§ EXERCISE PROMPT
Tally the lines that contain the string "Bride" and give the number by itself.

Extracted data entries

------------

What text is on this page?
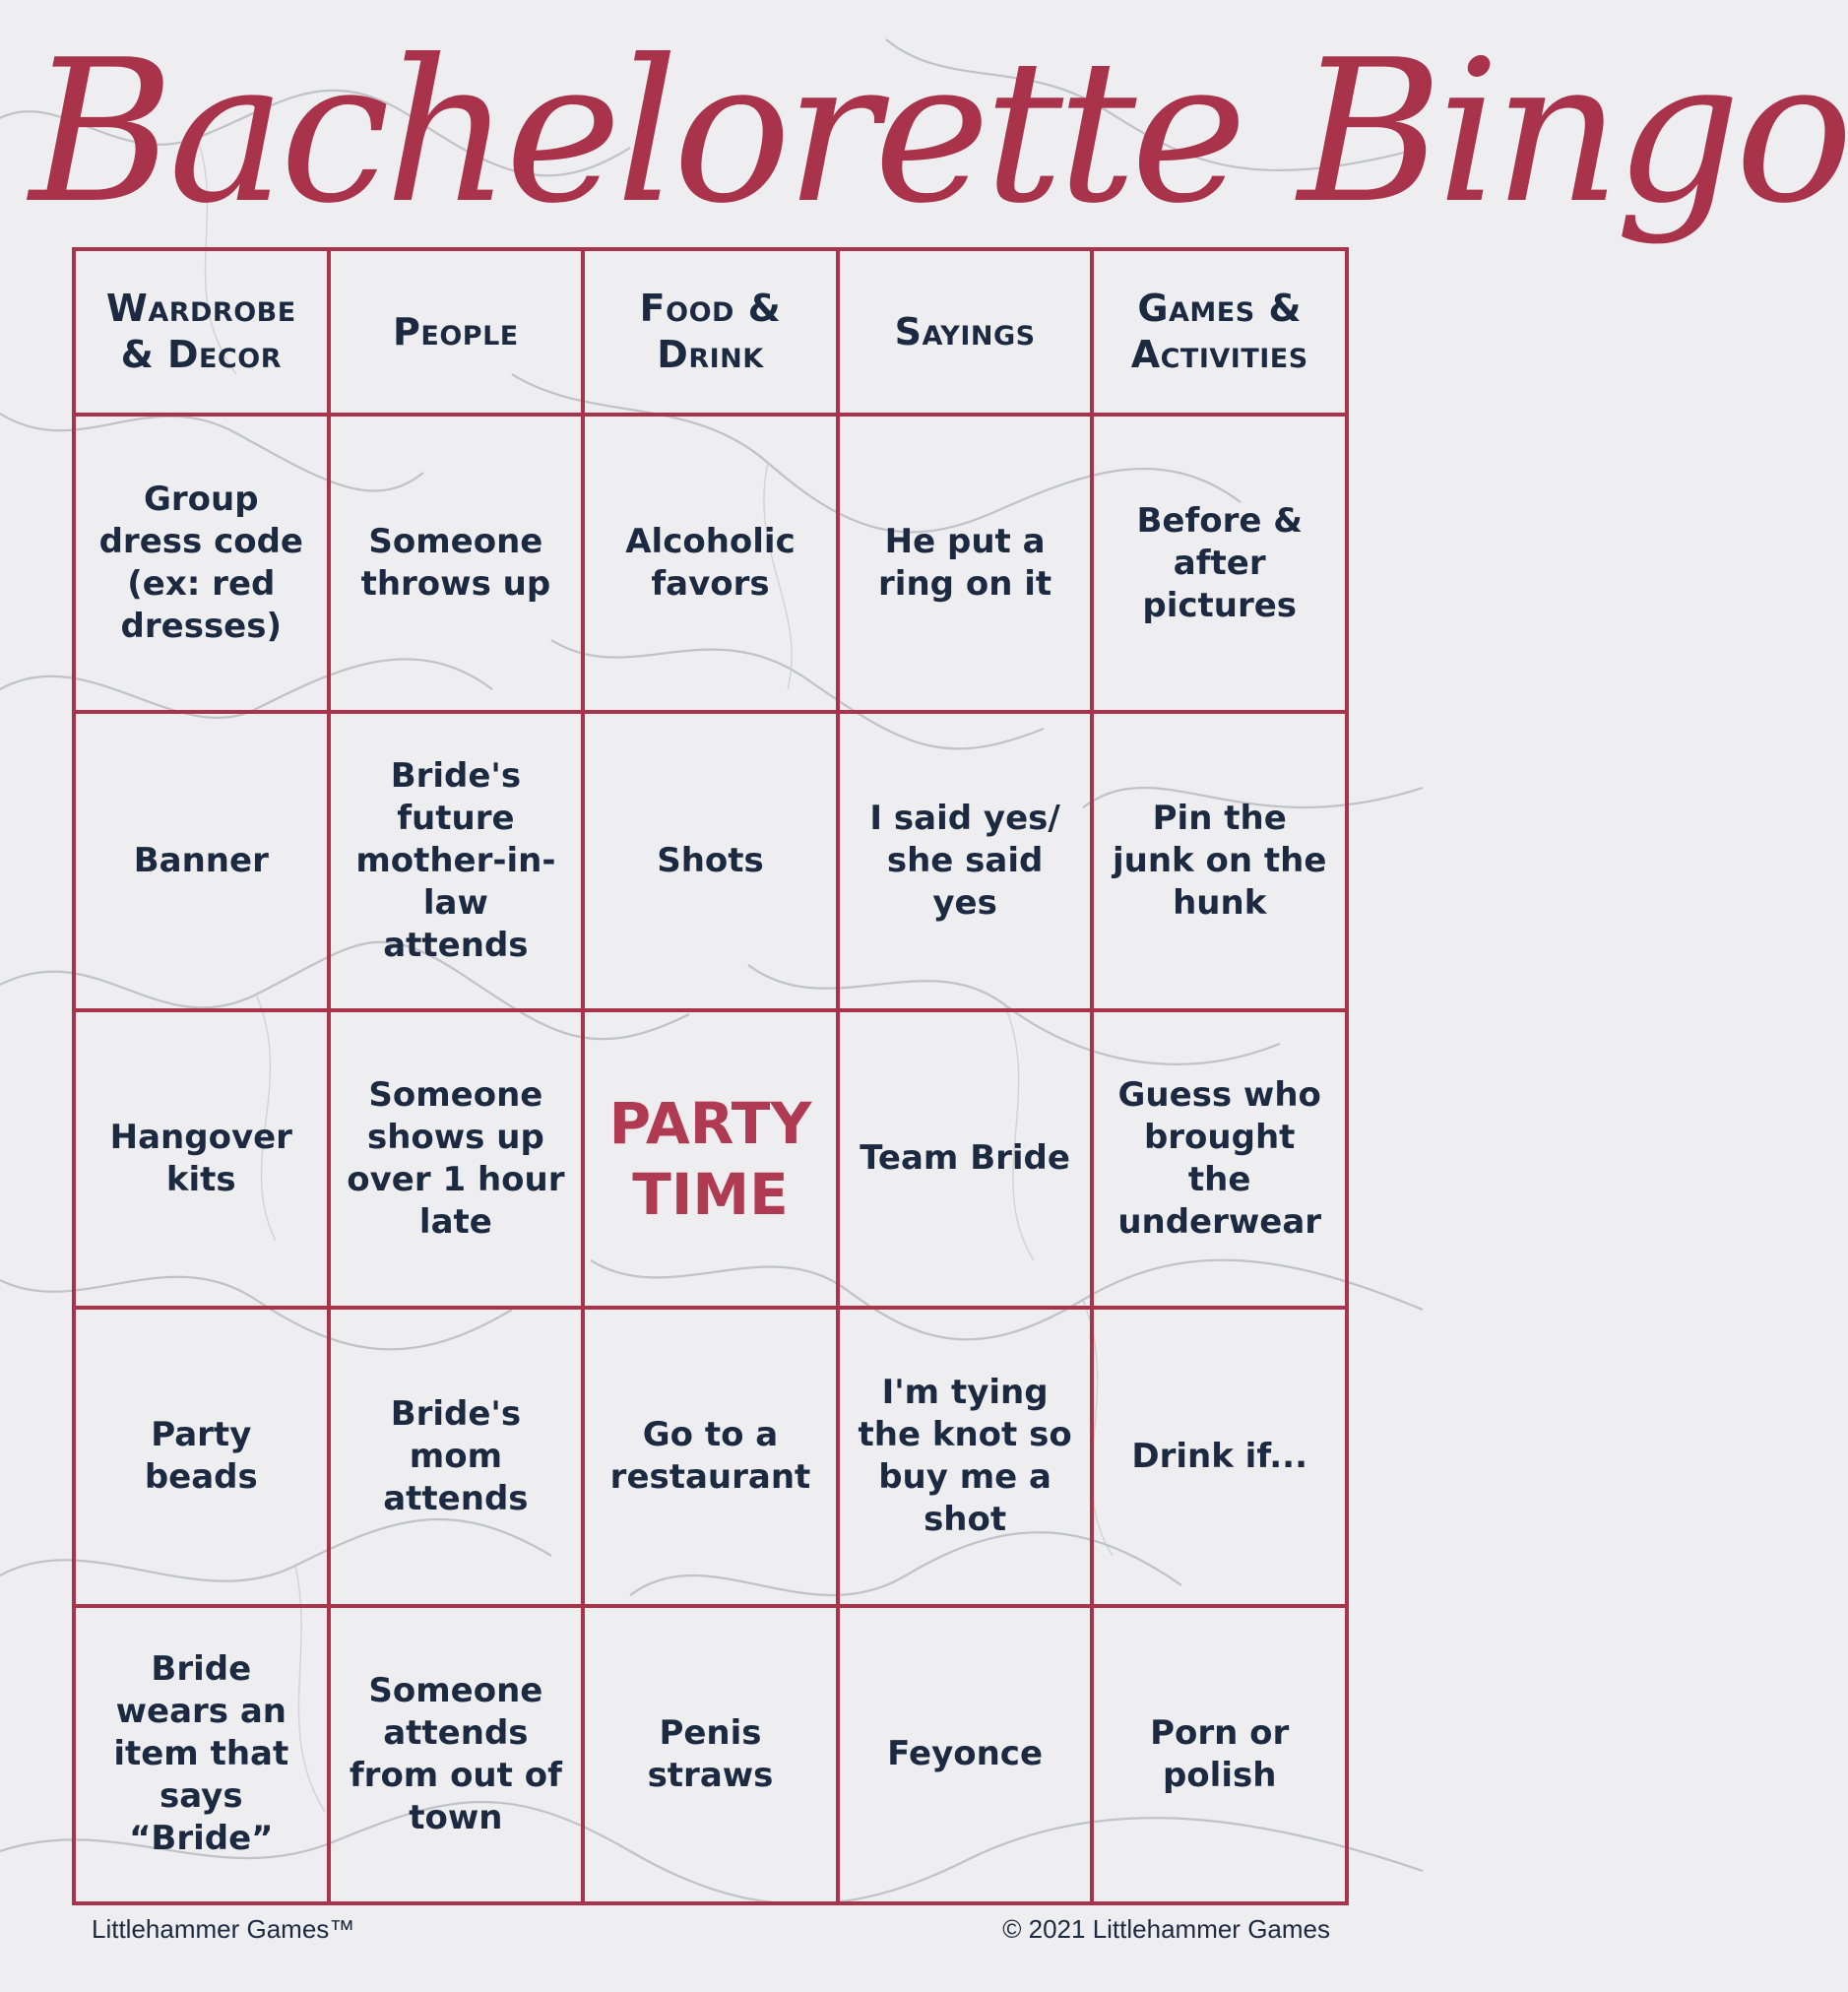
Bachelorette Bingo
Wardrobe & Decor
People
Food & Drink
Sayings
Games & Activities
Group dress code (ex: red dresses)
Someone throws up
Alcoholic favors
He put a ring on it
Before & after pictures
Banner
Bride's future mother-in-law attends
Shots
I said yes/ she said yes
Pin the junk on the hunk
Hangover kits
Someone shows up over 1 hour late
PARTY TIME
Team Bride
Guess who brought the underwear
Party beads
Bride's mom attends
Go to a restaurant
I'm tying the knot so buy me a shot
Drink if...
Bride wears an item that says “Bride”
Someone attends from out of town
Penis straws
Feyonce
Porn or polish
Littlehammer Games™	© 2021 Littlehammer Games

------------

§ COMPLETED TASK
4